##### Supplied information

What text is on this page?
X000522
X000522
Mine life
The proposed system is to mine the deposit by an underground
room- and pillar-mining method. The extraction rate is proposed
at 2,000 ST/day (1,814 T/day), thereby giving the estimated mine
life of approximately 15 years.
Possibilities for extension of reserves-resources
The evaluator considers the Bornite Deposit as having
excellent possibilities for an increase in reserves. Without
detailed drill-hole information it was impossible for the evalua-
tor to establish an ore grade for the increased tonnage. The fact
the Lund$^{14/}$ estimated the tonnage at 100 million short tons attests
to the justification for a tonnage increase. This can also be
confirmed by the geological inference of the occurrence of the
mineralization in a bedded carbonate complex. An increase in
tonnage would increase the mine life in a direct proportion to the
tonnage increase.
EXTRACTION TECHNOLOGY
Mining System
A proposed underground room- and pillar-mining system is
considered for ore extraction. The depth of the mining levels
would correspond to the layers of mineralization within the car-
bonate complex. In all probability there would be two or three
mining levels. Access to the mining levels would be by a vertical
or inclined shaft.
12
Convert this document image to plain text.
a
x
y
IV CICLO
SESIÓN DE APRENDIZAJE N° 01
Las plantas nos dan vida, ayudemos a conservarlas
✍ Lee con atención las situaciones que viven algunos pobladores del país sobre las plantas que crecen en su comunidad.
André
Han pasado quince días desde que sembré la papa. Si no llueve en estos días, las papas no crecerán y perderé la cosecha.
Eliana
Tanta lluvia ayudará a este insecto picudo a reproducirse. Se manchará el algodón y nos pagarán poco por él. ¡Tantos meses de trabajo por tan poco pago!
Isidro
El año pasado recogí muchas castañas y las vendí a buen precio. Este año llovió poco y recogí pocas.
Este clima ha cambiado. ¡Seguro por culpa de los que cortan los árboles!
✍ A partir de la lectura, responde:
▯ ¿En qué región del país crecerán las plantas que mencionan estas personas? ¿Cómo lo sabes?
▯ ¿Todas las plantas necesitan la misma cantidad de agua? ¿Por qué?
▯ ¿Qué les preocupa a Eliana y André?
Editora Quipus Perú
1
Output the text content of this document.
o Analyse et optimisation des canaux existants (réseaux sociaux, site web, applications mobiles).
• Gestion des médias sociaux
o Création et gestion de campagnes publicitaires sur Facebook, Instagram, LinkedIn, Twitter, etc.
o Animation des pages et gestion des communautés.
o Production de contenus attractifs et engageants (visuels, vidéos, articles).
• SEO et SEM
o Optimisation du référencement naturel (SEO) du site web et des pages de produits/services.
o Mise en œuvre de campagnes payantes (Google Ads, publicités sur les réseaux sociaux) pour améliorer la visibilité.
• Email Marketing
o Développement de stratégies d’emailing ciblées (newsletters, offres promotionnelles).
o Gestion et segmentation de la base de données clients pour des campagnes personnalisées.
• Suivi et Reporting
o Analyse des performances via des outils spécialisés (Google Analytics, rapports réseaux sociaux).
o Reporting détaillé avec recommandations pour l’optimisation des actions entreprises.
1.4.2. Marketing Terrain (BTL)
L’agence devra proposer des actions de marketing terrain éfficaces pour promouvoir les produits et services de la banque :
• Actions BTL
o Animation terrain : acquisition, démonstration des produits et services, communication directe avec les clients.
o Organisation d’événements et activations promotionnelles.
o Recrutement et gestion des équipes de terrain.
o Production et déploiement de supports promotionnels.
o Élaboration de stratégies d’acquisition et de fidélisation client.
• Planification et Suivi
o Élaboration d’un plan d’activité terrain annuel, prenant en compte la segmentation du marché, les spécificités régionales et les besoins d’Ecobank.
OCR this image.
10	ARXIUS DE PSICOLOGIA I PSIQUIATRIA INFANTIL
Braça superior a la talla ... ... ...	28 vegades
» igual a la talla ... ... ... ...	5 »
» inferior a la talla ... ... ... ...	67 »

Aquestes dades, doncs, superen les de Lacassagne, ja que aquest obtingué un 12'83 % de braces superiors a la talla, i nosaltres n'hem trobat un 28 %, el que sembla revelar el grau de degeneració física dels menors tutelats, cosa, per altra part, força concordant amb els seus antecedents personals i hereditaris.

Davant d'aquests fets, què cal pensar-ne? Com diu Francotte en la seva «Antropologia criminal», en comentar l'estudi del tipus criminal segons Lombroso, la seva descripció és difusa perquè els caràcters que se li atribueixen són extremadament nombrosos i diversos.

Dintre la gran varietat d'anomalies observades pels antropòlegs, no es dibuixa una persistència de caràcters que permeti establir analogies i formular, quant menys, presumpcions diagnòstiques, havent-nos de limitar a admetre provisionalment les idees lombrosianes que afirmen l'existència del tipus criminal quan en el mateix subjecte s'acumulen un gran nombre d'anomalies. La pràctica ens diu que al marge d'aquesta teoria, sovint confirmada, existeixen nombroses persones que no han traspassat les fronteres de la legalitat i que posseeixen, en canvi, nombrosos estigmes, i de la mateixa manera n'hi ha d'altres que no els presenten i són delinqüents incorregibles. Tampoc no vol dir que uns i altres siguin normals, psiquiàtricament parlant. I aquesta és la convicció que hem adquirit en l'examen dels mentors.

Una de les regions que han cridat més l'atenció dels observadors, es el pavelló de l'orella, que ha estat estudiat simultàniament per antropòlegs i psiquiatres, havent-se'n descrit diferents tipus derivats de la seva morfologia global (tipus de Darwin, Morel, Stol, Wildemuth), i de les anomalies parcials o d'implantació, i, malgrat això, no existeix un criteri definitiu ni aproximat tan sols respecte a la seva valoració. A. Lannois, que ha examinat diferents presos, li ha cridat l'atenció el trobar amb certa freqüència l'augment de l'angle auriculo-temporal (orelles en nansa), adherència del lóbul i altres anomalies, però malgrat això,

##########

→ Prompt
Copy every single line of the material above that holds "life".

→ Answer to this task
Mine life
life of approximately 15 years.
tonnage would increase the mine life in a direct proportion to the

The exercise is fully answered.